:: Work to do ::
Copy out all lines carrying the word "color".

:: Data rows ::
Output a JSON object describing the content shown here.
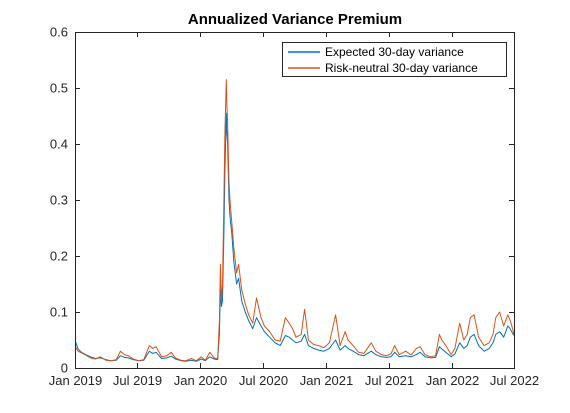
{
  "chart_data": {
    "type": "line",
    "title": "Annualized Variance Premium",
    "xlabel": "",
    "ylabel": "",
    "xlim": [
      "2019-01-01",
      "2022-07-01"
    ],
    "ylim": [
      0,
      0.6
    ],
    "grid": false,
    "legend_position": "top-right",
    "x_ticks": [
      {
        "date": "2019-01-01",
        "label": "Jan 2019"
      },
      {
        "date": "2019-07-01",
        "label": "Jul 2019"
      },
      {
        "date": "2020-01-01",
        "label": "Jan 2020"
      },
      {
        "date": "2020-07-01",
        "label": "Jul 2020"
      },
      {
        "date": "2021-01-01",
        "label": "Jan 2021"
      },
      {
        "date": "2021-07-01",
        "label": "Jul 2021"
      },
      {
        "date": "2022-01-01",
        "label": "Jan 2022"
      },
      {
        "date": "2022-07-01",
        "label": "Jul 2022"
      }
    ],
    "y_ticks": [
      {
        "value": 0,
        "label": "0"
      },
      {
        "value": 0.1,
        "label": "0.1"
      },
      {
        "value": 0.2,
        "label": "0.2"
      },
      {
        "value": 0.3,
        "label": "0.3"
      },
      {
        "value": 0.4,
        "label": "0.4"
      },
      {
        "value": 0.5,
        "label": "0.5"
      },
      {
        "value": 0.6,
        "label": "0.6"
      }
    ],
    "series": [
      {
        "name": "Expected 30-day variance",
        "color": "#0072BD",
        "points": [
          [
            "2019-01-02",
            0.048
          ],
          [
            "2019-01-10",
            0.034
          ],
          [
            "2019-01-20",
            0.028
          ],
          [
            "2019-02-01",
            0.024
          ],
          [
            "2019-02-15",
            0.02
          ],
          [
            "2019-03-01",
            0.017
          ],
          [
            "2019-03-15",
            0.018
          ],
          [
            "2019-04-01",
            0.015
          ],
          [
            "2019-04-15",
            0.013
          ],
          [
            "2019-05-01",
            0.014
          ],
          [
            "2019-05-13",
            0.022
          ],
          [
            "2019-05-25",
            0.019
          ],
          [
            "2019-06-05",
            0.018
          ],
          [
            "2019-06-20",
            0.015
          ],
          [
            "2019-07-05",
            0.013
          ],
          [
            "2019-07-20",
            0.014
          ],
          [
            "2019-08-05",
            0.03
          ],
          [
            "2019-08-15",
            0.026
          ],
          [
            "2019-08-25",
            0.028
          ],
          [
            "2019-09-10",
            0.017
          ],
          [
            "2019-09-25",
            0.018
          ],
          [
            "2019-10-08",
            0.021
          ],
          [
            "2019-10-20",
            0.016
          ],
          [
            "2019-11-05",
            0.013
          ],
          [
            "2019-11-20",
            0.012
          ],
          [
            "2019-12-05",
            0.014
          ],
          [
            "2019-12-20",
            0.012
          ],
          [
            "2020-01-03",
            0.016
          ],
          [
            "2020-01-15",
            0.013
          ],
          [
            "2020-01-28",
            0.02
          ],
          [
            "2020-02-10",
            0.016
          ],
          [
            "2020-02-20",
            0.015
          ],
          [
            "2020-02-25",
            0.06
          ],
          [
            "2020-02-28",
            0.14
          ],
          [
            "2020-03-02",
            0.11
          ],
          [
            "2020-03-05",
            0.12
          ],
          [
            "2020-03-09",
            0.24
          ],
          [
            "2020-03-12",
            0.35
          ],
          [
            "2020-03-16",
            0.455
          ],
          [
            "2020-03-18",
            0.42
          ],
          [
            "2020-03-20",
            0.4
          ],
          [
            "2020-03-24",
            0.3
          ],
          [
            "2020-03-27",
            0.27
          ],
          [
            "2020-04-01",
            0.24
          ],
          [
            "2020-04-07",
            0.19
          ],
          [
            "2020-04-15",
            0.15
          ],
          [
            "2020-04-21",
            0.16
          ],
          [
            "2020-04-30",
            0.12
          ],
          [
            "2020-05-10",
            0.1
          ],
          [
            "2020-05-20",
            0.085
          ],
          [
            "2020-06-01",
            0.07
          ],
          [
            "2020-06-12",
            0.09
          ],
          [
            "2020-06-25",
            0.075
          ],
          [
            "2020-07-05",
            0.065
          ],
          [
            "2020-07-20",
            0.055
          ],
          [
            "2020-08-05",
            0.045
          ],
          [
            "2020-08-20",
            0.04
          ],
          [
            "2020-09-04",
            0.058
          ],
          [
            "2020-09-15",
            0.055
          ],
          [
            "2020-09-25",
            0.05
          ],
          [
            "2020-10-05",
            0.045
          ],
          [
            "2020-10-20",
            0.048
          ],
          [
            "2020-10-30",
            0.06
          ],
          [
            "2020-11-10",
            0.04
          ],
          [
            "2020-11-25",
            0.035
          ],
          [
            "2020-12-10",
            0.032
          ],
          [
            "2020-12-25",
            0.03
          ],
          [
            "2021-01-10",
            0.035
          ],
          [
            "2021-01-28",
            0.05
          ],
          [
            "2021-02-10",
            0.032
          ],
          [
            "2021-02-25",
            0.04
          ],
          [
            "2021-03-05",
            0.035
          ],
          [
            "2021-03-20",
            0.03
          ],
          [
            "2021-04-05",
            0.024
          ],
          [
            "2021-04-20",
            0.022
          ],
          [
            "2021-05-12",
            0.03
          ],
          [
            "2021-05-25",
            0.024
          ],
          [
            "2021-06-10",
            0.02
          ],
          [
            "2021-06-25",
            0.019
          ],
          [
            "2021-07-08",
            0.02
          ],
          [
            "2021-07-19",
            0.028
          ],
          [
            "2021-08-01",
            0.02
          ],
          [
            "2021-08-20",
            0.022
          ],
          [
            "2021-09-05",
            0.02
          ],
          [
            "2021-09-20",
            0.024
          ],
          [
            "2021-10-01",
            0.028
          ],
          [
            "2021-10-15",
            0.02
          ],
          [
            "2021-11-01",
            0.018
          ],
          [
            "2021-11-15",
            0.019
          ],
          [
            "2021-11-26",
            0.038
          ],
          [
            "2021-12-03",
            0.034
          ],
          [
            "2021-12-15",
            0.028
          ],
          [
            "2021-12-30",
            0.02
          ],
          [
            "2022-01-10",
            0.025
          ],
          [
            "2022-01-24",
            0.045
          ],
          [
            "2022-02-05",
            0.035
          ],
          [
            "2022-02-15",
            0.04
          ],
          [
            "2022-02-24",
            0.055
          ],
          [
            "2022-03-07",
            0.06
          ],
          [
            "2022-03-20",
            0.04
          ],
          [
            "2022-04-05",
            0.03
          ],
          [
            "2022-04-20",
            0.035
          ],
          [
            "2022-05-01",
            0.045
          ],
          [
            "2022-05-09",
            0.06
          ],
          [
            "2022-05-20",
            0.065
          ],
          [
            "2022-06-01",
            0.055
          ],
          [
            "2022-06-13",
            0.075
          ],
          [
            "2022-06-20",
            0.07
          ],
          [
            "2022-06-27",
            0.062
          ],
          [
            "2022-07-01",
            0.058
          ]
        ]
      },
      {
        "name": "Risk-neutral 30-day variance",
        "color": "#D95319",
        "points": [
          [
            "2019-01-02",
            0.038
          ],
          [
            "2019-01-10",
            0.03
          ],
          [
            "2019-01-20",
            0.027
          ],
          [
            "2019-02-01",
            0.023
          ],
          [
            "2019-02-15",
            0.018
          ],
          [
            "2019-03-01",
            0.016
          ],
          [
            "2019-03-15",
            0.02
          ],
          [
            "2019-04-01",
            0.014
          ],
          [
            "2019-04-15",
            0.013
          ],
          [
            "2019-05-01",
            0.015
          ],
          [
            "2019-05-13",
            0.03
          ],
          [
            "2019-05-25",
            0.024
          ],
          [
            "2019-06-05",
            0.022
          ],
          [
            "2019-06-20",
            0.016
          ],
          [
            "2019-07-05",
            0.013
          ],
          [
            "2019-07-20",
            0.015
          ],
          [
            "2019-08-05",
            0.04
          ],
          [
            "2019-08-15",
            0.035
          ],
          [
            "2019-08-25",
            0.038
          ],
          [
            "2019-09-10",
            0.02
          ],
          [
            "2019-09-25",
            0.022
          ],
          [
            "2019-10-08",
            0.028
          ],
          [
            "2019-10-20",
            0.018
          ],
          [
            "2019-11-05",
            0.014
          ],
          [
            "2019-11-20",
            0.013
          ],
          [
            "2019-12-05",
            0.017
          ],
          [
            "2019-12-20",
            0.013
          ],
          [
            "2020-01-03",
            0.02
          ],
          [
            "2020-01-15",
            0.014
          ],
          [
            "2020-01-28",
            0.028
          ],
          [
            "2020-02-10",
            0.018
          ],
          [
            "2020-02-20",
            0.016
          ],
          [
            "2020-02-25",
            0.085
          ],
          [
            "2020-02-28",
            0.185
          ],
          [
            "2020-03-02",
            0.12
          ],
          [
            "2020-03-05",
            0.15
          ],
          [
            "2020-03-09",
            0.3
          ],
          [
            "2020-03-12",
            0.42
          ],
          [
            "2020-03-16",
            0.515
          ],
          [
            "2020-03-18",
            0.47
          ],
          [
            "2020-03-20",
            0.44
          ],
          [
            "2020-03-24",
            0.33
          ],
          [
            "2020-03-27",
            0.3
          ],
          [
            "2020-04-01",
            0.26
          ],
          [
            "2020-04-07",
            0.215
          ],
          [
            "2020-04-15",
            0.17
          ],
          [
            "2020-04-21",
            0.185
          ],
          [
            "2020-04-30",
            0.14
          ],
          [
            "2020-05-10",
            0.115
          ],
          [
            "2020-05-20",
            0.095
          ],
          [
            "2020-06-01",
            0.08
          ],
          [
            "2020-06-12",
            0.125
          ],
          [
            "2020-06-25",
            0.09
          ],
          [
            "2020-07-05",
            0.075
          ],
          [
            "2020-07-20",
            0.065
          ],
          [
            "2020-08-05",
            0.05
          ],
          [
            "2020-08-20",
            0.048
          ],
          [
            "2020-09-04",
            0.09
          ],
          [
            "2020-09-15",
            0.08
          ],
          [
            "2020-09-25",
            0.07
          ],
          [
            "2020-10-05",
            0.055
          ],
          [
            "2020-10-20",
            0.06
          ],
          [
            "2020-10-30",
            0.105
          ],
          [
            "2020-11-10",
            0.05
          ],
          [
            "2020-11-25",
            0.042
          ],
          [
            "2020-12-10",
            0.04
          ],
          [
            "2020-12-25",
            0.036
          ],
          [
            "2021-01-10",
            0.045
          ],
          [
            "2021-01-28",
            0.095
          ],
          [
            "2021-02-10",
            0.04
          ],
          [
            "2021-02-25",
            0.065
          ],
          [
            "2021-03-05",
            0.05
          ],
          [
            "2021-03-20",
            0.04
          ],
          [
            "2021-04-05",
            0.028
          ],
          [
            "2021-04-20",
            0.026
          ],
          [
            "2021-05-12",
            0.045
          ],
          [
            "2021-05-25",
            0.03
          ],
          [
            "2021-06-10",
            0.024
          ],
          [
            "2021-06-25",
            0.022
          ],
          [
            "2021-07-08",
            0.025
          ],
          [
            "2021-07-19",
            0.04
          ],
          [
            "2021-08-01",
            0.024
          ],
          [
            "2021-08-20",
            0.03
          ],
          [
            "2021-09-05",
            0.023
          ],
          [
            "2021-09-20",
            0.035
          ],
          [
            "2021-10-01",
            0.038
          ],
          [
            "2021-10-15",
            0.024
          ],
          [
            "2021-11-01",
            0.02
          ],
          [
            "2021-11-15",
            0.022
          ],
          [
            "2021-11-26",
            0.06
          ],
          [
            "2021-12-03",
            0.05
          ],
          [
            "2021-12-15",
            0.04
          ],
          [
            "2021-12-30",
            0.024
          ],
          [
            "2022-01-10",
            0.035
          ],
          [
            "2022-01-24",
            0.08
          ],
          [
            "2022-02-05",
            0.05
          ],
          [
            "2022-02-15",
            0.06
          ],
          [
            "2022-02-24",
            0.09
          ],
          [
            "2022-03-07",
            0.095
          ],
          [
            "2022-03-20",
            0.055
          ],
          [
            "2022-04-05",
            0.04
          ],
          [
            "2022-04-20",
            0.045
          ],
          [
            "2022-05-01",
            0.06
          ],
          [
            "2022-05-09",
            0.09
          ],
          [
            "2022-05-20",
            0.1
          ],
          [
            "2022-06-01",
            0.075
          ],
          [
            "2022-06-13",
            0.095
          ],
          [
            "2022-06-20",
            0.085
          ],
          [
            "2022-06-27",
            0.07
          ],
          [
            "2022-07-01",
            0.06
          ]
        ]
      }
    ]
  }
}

---

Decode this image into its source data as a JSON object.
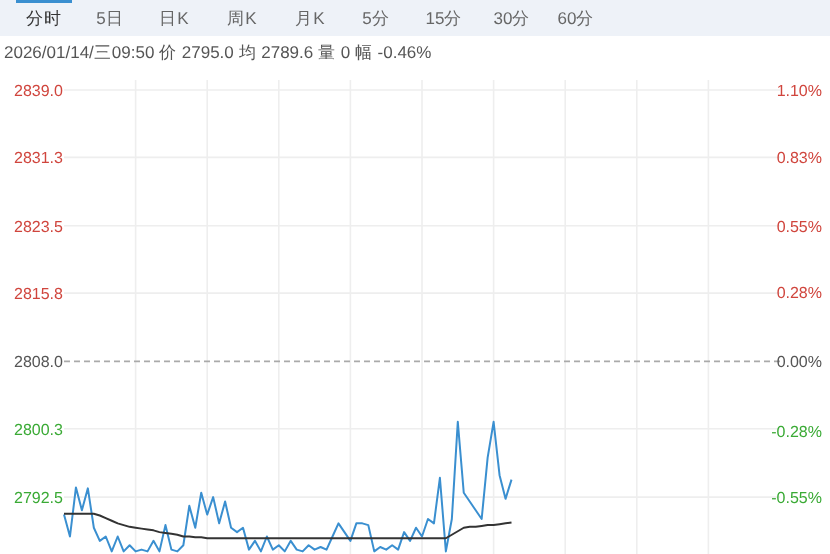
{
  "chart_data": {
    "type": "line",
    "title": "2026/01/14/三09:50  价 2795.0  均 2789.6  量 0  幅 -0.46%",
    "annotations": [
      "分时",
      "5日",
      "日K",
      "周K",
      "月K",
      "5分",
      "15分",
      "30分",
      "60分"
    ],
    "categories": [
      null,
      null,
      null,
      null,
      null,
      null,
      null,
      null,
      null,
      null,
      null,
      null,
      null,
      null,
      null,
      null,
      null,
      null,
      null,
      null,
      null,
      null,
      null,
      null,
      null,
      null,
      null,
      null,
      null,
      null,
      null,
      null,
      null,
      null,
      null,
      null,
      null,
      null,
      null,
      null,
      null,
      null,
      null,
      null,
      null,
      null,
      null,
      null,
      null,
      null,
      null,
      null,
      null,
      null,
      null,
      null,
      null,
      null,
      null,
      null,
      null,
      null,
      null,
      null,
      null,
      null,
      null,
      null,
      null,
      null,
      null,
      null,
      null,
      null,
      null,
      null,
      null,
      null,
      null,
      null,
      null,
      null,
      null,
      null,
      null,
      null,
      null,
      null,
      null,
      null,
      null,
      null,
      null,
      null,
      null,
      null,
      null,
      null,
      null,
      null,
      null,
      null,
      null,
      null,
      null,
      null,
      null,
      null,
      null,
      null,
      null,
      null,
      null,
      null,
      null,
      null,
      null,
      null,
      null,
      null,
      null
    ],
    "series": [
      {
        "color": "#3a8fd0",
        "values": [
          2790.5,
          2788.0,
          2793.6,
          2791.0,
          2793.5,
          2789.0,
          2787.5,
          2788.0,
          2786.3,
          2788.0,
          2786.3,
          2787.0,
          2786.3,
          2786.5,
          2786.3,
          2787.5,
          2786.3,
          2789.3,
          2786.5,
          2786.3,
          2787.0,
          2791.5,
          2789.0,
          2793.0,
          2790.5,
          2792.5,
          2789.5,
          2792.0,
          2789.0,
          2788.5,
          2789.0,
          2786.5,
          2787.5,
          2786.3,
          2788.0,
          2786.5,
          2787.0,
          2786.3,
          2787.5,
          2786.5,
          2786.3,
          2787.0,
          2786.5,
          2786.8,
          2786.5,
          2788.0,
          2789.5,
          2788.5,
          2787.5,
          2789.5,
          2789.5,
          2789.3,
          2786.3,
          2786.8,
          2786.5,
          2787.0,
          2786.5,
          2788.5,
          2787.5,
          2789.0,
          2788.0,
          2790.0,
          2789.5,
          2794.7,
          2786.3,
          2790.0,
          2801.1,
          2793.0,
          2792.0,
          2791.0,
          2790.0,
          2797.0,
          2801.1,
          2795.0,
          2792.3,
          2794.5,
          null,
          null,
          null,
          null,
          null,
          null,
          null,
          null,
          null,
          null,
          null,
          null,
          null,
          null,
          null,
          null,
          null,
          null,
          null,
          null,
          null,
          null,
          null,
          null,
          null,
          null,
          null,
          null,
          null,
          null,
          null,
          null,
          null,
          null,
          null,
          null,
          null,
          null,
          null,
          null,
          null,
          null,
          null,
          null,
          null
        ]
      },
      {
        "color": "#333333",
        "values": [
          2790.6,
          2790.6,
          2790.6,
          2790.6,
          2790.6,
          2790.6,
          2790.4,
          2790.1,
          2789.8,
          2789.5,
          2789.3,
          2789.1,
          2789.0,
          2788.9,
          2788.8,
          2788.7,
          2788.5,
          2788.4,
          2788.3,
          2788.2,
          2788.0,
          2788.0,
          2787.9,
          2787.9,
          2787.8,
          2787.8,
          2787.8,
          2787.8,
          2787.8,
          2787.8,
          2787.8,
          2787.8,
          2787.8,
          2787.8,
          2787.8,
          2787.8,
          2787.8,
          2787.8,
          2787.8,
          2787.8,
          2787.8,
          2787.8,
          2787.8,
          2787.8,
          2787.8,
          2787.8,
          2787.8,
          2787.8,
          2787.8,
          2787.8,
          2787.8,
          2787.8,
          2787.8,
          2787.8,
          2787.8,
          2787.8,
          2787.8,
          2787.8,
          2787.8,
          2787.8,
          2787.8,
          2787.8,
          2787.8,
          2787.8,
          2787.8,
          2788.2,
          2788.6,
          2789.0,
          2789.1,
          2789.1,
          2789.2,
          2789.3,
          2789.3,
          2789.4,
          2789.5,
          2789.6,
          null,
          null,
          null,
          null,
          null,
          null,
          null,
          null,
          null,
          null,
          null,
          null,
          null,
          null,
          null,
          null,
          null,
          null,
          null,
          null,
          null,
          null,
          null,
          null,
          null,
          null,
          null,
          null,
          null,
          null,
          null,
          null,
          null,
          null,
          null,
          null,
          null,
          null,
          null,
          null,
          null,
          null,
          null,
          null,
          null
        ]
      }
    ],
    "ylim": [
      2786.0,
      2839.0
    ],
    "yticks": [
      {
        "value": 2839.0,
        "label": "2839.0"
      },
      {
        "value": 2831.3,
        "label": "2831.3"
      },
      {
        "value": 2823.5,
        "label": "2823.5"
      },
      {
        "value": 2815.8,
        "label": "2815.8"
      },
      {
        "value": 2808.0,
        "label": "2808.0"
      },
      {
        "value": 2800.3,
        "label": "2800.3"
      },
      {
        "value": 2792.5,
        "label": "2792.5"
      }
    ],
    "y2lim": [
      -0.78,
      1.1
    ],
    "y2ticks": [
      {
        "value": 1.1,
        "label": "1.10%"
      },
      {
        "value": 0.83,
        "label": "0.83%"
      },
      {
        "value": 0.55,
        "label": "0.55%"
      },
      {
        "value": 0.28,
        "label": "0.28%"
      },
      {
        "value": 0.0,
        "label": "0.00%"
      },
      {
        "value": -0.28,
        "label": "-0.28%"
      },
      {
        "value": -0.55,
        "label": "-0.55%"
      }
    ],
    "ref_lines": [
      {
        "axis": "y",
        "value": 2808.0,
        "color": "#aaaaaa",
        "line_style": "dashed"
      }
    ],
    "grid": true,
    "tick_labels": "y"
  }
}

:: Output below ::
        "color": "#0072BD",
        "color": "#D95319",
        "color": "#3a8fd0",
        "color": "#333333",
        "color": "#aaaaaa",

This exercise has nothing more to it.